Problem details:
Search the listing below for the string "ILCS" and show each line that contains it.

Task inputs:
★ ★ ★
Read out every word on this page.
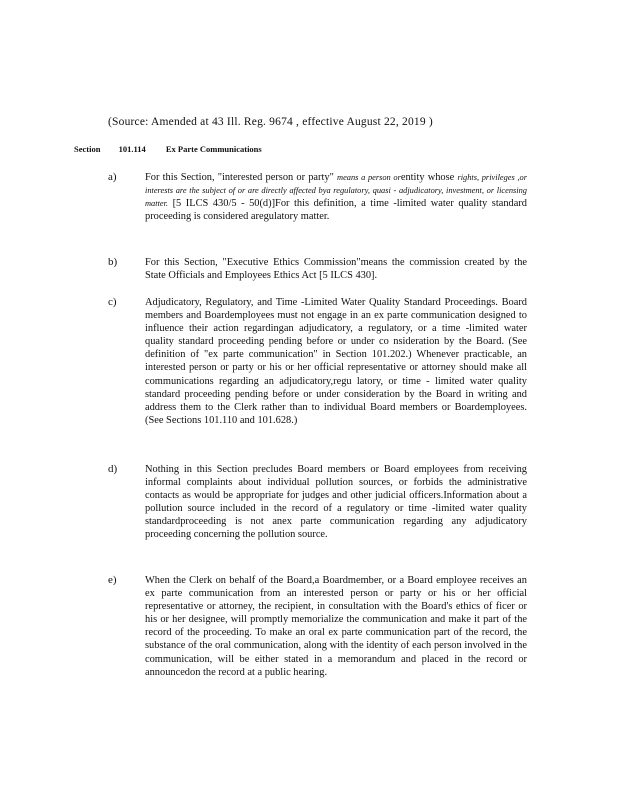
(Source: Amended at 43 Ill. Reg. 9674 , effective August 22, 2019 )
Section 101.114 Ex Parte Communications
a)	For this Section, "interested person or party" means a person orentity whose rights, privileges ,or interests are the subject of or are directly affected bya regulatory, quasi - adjudicatory, investment, or licensing matter. [5 ILCS 430/5 - 50(d)]For this definition, a time -limited water quality standard proceeding is considered aregulatory matter.
b)	For this Section, "Executive Ethics Commission"means the commission created by the State Officials and Employees Ethics Act [5 ILCS 430].
c)	Adjudicatory, Regulatory, and Time -Limited Water Quality Standard Proceedings. Board members and Boardemployees must not engage in an ex parte communication designed to influence their action regardingan adjudicatory, a regulatory, or a time -limited water quality standard proceeding pending before or under co nsideration by the Board. (See definition of "ex parte communication" in Section 101.202.) Whenever practicable, an interested person or party or his or her official representative or attorney should make all communications regarding an adjudicatory,regu latory, or time - limited water quality standard proceeding pending before or under consideration by the Board in writing and address them to the Clerk rather than to individual Board members or Boardemployees. (See Sections 101.110 and 101.628.)
d)	Nothing in this Section precludes Board members or Board employees from receiving informal complaints about individual pollution sources, or forbids the administrative contacts as would be appropriate for judges and other judicial officers.Information about a pollution source included in the record of a regulatory or time -limited water quality standardproceeding is not anex parte communication regarding any adjudicatory proceeding concerning the pollution source.
e)	When the Clerk on behalf of the Board,a Boardmember, or a Board employee receives an ex parte communication from an interested person or party or his or her official representative or attorney, the recipient, in consultation with the Board's ethics of ficer or his or her designee, will promptly memorialize the communication and make it part of the record of the proceeding. To make an oral ex parte communication part of the record, the substance of the oral communication, along with the identity of each person involved in the communication, will be either stated in a memorandum and placed in the record or announcedon the record at a public hearing.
★ ★ ★
The answer:
a)	For this Section, "interested person or party" means a person orentity whose rights, privileges ,or interests are the subject of or are directly affected bya regulatory, quasi - adjudicatory, investment, or licensing matter. [5 ILCS 430/5 - 50(d)]For this definition, a time -limited water quality standard proceeding is considered aregulatory matter.
b)	For this Section, "Executive Ethics Commission"means the commission created by the State Officials and Employees Ethics Act [5 ILCS 430].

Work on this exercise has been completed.